EXERCISE BRIEF: Please print out the part of the Form 3310.4 guide between "What Is ATF" and "consecutive business days.", inclusive, without changing a word.

─── TEXT PASSAGE

Multiple Firearm Sales & ATF Form 3310.4: The Complete FFL Guide
When two or more handguns go to the same buyer within five consecutive business days, the ATF requires a report. Here's exactly when Form 3310.4 applies, how to complete it, what happens when you miss it, and how to build it into your workflow.
What Is ATF Form 3310.4?
ATF Form 3310.4 — the Report of Multiple Sale or Other Disposition of Pistols and Revolvers — is a federal reporting form required under 18 U.S.C. § 923(g)(3)(A). It must be filed any time an FFL sells or otherwise disposes of two or more pistols or revolvers to the same unlicensed buyer within five consecutive business days.
The purpose is straightforward: multiple handgun purchases in a short window are a known indicator of firearms trafficking. The report gives the ATF and local law enforcement visibility into these transactions so they can identify potential straw purchasing or trafficking patterns.
Form 3310.4 is separate from — and in addition to — Form 4473. Each individual firearm transfer still requires its own completed 4473 and NICS check. The 3310.4 is a reporting layer on top of those transactions.
Missing or late Form 3310.4 filings are among the most commonly cited ATF compliance violations — and one of the easiest to prevent once you understand the trigger conditions and build the report into your workflow.
When Is Form 3310.4 Required?
The reporting obligation triggers when all three conditions are met simultaneously:
- Two or more pistols or revolvers — handguns only. Rifles and shotguns do not count toward the threshold (with one exception, covered below).
- Same buyer (transferee) — the same unlicensed individual is the actual transferee on each transaction.
- Within five consecutive business days — calendar business days, not seven calendar days. Weekends and federal holidays your store is closed do not count.

──────
─── DATA SUPPLIED

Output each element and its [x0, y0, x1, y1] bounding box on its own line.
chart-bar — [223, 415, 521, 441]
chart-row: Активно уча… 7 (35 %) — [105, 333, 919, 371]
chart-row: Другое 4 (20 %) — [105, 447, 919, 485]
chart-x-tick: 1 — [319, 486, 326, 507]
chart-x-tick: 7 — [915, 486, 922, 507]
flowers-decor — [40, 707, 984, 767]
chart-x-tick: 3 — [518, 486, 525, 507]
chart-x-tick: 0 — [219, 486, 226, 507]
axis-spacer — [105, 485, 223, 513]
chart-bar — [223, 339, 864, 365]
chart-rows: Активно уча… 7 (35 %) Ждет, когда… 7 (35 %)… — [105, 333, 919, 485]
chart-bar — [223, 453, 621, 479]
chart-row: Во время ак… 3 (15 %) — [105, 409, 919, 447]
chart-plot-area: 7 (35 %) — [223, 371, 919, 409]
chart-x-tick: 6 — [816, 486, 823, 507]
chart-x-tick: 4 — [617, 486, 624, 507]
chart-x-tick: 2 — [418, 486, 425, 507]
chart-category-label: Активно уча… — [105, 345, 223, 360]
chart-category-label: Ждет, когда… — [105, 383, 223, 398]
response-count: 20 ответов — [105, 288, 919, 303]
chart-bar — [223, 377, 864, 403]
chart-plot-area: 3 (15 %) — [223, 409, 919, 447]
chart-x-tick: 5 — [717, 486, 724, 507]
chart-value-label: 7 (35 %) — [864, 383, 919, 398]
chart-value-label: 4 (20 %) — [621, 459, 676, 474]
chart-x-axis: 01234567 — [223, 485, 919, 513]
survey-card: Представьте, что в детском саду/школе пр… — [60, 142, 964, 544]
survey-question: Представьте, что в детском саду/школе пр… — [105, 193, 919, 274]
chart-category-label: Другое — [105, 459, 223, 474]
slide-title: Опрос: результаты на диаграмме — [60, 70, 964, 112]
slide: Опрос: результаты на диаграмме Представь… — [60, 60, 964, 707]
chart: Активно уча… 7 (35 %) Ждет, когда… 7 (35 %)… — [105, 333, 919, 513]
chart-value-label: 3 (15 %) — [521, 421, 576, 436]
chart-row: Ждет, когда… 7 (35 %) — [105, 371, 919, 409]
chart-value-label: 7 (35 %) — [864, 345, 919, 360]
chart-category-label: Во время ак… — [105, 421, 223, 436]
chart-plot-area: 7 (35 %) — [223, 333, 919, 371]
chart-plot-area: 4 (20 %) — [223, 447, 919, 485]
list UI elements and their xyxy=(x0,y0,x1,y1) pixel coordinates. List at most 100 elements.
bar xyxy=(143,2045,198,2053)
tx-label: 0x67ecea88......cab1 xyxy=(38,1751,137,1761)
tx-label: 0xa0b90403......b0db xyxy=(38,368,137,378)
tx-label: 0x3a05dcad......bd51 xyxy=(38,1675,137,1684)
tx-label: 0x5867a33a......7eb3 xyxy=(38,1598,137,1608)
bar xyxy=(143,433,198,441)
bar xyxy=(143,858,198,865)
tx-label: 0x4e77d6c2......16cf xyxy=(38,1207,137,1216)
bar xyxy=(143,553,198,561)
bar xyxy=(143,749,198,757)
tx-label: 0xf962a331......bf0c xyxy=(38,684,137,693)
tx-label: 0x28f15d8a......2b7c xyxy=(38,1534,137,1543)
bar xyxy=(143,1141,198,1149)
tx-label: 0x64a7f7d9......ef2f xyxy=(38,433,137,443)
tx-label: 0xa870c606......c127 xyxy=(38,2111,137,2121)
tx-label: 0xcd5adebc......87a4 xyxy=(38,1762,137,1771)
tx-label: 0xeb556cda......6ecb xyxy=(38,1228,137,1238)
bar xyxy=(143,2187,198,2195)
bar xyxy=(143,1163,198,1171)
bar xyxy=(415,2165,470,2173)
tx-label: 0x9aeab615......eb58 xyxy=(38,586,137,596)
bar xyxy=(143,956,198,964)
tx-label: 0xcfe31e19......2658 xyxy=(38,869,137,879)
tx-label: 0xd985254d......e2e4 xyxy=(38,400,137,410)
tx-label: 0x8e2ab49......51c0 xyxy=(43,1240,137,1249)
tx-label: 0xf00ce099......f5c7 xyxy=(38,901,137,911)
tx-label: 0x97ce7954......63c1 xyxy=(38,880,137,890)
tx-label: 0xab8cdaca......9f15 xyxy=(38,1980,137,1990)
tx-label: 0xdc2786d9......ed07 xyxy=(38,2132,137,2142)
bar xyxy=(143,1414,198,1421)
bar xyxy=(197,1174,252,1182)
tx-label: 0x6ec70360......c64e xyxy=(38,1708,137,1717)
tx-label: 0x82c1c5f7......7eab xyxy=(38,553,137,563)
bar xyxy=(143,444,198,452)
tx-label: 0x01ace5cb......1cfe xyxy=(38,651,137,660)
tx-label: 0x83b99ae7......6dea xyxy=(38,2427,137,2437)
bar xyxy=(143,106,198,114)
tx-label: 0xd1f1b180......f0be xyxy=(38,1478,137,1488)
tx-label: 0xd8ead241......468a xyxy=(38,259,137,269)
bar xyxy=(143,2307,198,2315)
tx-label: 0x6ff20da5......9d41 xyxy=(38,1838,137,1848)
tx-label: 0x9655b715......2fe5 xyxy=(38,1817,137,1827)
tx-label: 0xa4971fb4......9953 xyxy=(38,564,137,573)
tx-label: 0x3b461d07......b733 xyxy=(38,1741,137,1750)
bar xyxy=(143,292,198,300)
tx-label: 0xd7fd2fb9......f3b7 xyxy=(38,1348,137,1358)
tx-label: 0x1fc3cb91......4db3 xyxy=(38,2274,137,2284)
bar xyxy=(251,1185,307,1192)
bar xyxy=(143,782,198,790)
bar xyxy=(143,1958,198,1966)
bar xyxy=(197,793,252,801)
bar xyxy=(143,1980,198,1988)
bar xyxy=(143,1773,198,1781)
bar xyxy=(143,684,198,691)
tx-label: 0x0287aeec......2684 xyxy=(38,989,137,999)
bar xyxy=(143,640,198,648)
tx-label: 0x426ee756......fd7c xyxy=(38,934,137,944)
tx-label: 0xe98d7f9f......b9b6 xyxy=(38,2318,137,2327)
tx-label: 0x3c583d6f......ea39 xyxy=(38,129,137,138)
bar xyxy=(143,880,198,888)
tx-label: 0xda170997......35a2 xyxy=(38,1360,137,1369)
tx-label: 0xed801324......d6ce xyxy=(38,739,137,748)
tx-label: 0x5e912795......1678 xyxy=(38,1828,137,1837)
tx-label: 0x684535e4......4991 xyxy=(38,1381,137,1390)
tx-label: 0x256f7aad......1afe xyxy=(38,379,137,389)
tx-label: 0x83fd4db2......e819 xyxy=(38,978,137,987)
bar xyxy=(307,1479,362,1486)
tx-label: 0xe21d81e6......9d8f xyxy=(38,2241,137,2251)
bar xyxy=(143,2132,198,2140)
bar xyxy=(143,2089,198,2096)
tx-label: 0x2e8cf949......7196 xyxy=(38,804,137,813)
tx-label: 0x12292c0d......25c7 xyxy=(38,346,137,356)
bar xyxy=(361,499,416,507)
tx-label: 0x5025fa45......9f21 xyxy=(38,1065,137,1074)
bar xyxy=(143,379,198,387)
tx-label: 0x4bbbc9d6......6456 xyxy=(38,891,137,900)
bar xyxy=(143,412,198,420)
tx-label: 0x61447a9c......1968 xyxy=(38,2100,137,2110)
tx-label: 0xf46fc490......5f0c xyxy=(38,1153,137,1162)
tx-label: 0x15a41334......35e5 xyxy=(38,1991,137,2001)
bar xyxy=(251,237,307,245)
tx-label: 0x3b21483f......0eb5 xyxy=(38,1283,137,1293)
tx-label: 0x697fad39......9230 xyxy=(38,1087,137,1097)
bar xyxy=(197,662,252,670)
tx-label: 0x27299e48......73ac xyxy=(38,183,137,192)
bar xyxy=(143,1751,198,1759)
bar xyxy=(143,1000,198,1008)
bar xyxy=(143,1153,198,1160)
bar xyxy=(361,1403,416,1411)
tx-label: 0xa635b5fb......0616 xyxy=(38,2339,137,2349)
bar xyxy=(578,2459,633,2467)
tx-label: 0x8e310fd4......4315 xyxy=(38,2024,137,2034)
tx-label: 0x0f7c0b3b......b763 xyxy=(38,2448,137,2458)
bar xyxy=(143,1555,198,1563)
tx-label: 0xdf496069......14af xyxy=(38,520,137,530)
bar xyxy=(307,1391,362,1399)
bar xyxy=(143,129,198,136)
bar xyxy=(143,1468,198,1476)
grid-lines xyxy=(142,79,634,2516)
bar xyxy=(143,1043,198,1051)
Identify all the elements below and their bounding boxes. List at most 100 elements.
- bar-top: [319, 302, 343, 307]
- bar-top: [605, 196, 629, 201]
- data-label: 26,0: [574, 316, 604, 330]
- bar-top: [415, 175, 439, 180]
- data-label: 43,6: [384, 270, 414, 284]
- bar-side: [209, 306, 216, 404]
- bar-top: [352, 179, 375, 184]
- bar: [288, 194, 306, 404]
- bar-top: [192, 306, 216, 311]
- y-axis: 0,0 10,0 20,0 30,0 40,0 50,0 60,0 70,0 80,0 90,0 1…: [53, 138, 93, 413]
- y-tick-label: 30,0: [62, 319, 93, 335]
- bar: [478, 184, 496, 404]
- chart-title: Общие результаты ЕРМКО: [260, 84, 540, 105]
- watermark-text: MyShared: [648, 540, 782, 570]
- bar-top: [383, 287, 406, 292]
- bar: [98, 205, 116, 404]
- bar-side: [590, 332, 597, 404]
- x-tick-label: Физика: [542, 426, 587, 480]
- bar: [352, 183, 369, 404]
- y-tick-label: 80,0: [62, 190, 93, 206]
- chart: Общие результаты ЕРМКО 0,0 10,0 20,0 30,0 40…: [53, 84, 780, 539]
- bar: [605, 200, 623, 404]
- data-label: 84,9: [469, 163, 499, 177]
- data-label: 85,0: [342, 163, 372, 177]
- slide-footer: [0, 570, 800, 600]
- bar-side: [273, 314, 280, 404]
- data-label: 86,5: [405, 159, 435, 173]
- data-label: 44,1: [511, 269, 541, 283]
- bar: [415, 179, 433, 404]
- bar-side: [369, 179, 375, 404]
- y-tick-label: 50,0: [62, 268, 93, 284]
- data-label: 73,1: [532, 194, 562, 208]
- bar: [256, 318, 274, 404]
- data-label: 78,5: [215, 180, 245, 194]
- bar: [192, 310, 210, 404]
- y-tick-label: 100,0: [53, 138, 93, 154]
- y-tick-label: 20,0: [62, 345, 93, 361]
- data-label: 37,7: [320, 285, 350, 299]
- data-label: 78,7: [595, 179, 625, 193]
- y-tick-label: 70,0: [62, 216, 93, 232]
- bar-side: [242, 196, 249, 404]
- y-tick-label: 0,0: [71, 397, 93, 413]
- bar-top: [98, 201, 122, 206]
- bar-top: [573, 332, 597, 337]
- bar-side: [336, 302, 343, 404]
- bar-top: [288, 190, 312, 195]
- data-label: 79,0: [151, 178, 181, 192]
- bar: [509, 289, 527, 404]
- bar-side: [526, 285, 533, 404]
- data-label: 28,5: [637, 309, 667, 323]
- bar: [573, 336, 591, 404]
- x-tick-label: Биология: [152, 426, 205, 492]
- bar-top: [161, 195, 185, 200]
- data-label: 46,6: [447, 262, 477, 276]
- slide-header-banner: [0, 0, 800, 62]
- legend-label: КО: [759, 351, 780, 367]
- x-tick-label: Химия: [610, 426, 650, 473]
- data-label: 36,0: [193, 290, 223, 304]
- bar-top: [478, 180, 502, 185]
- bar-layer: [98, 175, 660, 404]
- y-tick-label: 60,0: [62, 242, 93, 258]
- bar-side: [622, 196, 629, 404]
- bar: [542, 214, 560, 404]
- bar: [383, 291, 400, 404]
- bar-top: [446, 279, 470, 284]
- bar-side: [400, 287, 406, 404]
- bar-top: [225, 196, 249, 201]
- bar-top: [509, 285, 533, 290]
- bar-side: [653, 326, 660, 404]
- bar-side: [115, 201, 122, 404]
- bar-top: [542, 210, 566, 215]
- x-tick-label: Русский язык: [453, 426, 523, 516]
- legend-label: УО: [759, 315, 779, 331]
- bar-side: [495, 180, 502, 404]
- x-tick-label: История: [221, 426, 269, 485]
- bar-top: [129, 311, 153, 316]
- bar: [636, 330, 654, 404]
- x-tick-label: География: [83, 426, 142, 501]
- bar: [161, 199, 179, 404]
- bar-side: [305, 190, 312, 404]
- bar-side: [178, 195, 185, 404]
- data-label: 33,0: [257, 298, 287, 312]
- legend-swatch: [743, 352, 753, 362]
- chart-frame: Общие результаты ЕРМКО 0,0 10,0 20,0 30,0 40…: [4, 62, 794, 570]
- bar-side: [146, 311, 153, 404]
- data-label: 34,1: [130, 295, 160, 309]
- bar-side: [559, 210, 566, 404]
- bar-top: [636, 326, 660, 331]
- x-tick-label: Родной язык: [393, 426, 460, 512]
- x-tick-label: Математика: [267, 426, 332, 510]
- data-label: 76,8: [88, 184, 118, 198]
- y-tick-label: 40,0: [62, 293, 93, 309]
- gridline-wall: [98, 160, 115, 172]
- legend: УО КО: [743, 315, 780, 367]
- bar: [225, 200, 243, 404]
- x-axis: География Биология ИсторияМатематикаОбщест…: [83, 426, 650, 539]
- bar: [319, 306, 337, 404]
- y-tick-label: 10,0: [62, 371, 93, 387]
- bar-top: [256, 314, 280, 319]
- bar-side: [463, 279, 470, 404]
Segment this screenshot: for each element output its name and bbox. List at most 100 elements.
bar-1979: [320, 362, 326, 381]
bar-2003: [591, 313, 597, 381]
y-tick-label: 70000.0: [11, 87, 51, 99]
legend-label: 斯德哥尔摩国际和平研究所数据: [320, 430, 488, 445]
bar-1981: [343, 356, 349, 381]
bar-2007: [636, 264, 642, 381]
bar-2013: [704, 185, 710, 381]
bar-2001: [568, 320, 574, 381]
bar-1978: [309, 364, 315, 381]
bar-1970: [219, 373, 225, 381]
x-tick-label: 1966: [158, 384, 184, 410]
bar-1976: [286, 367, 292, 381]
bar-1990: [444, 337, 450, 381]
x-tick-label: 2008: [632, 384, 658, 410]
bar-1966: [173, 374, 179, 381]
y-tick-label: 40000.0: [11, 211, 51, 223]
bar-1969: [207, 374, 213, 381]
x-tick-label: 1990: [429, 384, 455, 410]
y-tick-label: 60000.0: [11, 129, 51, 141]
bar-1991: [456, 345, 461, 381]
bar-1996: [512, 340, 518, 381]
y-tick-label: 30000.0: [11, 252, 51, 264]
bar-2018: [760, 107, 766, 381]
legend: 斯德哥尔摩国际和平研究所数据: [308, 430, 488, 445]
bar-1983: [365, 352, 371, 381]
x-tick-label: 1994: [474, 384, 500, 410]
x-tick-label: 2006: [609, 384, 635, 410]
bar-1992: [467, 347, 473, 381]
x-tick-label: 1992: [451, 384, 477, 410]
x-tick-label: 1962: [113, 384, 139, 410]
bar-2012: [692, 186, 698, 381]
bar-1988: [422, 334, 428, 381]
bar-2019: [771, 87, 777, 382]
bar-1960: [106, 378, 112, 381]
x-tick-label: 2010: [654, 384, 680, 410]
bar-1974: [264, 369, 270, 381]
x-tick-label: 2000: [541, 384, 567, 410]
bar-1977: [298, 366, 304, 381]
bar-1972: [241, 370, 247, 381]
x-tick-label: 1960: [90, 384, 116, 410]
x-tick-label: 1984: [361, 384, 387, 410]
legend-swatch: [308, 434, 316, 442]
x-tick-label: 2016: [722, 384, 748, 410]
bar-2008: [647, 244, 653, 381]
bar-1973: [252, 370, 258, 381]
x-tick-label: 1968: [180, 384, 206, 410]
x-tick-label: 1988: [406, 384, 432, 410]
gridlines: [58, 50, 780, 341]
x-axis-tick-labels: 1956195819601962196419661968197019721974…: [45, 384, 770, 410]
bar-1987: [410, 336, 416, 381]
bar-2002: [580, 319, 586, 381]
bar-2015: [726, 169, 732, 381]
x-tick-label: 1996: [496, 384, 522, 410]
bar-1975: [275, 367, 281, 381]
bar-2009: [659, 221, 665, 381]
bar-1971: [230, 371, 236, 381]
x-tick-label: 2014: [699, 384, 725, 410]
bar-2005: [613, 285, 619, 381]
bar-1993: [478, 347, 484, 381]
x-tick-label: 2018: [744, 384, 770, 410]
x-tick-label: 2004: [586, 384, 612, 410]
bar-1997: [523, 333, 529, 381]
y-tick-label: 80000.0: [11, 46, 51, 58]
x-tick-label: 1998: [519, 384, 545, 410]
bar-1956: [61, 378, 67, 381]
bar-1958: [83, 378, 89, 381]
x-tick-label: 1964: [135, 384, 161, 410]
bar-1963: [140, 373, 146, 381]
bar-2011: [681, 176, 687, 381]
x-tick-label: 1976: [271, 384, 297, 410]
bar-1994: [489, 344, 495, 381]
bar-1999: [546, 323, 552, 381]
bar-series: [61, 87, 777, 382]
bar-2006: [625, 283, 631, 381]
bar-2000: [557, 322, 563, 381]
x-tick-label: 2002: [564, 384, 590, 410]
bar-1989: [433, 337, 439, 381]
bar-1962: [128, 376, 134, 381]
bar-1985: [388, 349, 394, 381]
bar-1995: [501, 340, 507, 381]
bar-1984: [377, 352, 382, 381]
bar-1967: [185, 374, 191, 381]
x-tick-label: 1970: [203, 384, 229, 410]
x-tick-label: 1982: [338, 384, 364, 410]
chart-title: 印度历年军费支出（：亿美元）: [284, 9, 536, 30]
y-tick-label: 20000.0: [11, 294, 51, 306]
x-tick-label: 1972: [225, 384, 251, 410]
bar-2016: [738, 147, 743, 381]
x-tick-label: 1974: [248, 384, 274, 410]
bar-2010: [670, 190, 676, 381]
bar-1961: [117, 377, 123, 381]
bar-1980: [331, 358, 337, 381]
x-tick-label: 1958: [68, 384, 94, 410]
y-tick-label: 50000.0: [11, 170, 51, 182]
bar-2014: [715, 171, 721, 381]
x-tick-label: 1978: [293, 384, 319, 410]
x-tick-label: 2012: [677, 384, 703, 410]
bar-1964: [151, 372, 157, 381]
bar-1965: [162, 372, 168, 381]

──────

REPLY TO THE EXERCISE:
What Is ATF Form 3310.4?
ATF Form 3310.4 — the Report of Multiple Sale or Other Disposition of Pistols and Revolvers — is a federal reporting form required under 18 U.S.C. § 923(g)(3)(A). It must be filed any time an FFL sells or otherwise disposes of two or more pistols or revolvers to the same unlicensed buyer within five consecutive business days.